* _WORK TO BE COMPLETED_
Transcribe the material word for word, but without the images.

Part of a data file

--

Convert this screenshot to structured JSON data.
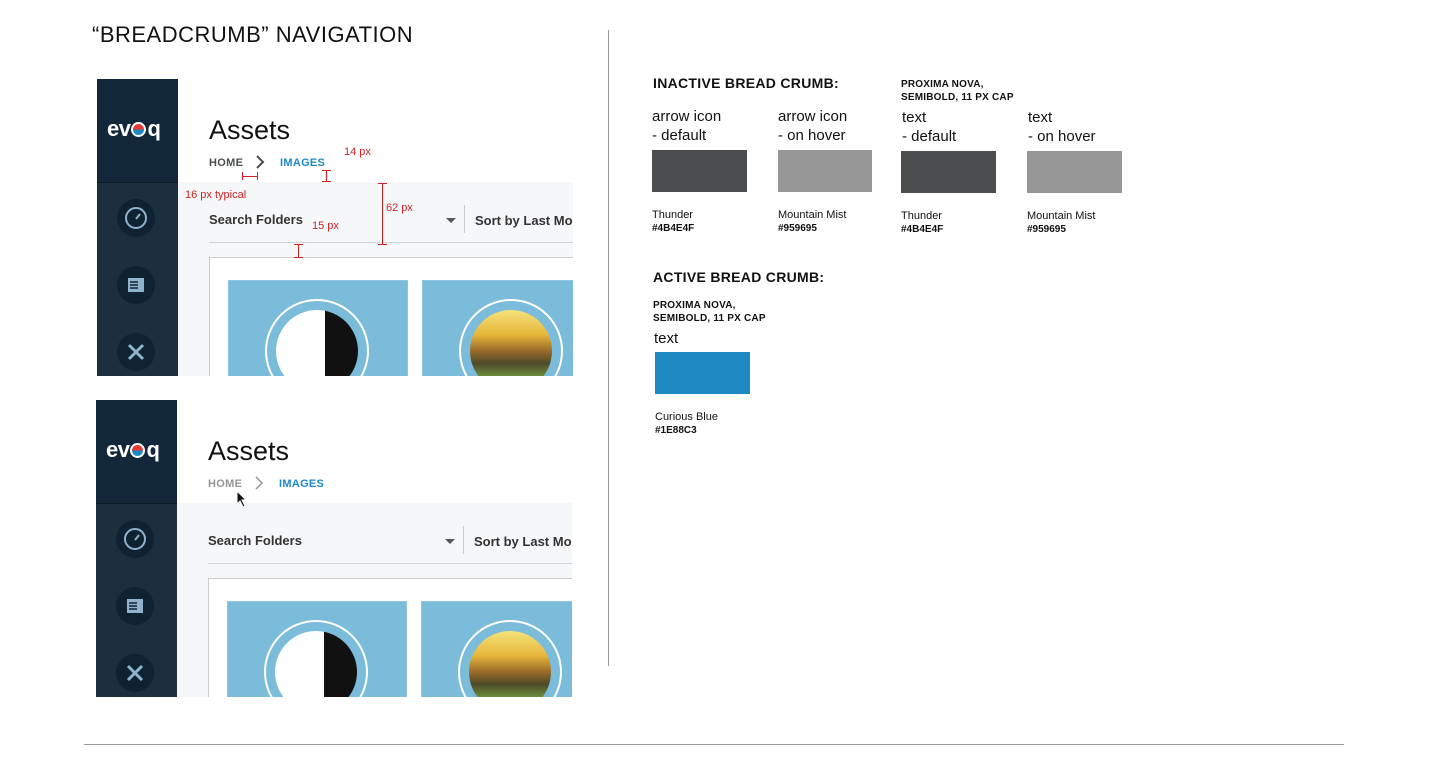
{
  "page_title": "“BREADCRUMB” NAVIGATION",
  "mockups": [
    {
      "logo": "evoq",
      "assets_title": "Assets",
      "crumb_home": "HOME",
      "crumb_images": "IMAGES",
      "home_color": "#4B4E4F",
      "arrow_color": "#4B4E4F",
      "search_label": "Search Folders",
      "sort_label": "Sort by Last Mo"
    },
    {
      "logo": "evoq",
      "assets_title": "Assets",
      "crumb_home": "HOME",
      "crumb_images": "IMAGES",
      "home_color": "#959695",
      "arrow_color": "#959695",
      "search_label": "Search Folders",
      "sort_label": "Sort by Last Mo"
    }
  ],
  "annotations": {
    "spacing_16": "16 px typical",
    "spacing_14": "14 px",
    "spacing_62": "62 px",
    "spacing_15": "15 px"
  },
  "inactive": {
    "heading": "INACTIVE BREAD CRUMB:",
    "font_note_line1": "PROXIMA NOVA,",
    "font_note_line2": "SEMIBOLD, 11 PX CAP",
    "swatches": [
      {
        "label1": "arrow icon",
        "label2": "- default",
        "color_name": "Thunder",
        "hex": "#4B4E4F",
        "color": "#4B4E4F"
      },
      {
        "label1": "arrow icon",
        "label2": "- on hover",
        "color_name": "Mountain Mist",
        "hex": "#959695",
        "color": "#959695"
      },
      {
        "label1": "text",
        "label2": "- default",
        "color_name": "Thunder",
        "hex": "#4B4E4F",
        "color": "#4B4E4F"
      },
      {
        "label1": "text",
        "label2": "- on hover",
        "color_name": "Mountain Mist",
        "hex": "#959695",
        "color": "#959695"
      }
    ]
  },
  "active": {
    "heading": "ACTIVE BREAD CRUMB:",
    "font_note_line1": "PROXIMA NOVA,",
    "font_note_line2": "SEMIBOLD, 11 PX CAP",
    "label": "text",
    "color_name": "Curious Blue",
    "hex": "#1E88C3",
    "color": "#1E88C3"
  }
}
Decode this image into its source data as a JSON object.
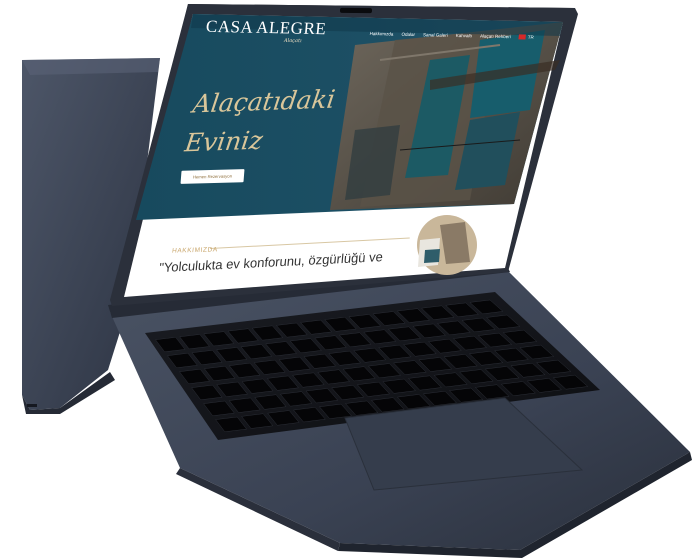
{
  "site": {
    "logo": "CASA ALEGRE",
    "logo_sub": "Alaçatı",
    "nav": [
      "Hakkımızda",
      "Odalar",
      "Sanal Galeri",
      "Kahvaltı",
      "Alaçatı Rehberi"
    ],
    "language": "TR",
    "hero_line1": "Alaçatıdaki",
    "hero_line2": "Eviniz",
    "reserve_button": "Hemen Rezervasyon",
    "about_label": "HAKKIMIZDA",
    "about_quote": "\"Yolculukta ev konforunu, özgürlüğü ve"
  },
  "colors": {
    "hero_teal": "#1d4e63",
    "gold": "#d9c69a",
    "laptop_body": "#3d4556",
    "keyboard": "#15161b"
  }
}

--

* _THE REPLY_
Convert this screenshot to structured JSON data.
{
  "page_title": "“BREADCRUMB” NAVIGATION",
  "mockups": [
    {
      "logo": "evoq",
      "assets_title": "Assets",
      "crumb_home": "HOME",
      "crumb_images": "IMAGES",
      "home_color": "#4B4E4F",
      "arrow_color": "#4B4E4F",
      "search_label": "Search Folders",
      "sort_label": "Sort by Last Mo"
    },
    {
      "logo": "evoq",
      "assets_title": "Assets",
      "crumb_home": "HOME",
      "crumb_images": "IMAGES",
      "home_color": "#959695",
      "arrow_color": "#959695",
      "search_label": "Search Folders",
      "sort_label": "Sort by Last Mo"
    }
  ],
  "annotations": {
    "spacing_16": "16 px typical",
    "spacing_14": "14 px",
    "spacing_62": "62 px",
    "spacing_15": "15 px"
  },
  "inactive": {
    "heading": "INACTIVE BREAD CRUMB:",
    "font_note_line1": "PROXIMA NOVA,",
    "font_note_line2": "SEMIBOLD, 11 PX CAP",
    "swatches": [
      {
        "label1": "arrow icon",
        "label2": "- default",
        "color_name": "Thunder",
        "hex": "#4B4E4F",
        "color": "#4B4E4F"
      },
      {
        "label1": "arrow icon",
        "label2": "- on hover",
        "color_name": "Mountain Mist",
        "hex": "#959695",
        "color": "#959695"
      },
      {
        "label1": "text",
        "label2": "- default",
        "color_name": "Thunder",
        "hex": "#4B4E4F",
        "color": "#4B4E4F"
      },
      {
        "label1": "text",
        "label2": "- on hover",
        "color_name": "Mountain Mist",
        "hex": "#959695",
        "color": "#959695"
      }
    ]
  },
  "active": {
    "heading": "ACTIVE BREAD CRUMB:",
    "font_note_line1": "PROXIMA NOVA,",
    "font_note_line2": "SEMIBOLD, 11 PX CAP",
    "label": "text",
    "color_name": "Curious Blue",
    "hex": "#1E88C3",
    "color": "#1E88C3"
  }
}
Decode this image into its source data as a JSON object.
{
  "site": {
    "logo": "CASA ALEGRE",
    "logo_sub": "Alaçatı",
    "nav": [
      "Hakkımızda",
      "Odalar",
      "Sanal Galeri",
      "Kahvaltı",
      "Alaçatı Rehberi"
    ],
    "language": "TR",
    "hero_line1": "Alaçatıdaki",
    "hero_line2": "Eviniz",
    "reserve_button": "Hemen Rezervasyon",
    "about_label": "HAKKIMIZDA",
    "about_quote": "\"Yolculukta ev konforunu, özgürlüğü ve"
  },
  "colors": {
    "hero_teal": "#1d4e63",
    "gold": "#d9c69a",
    "laptop_body": "#3d4556",
    "keyboard": "#15161b"
  }
}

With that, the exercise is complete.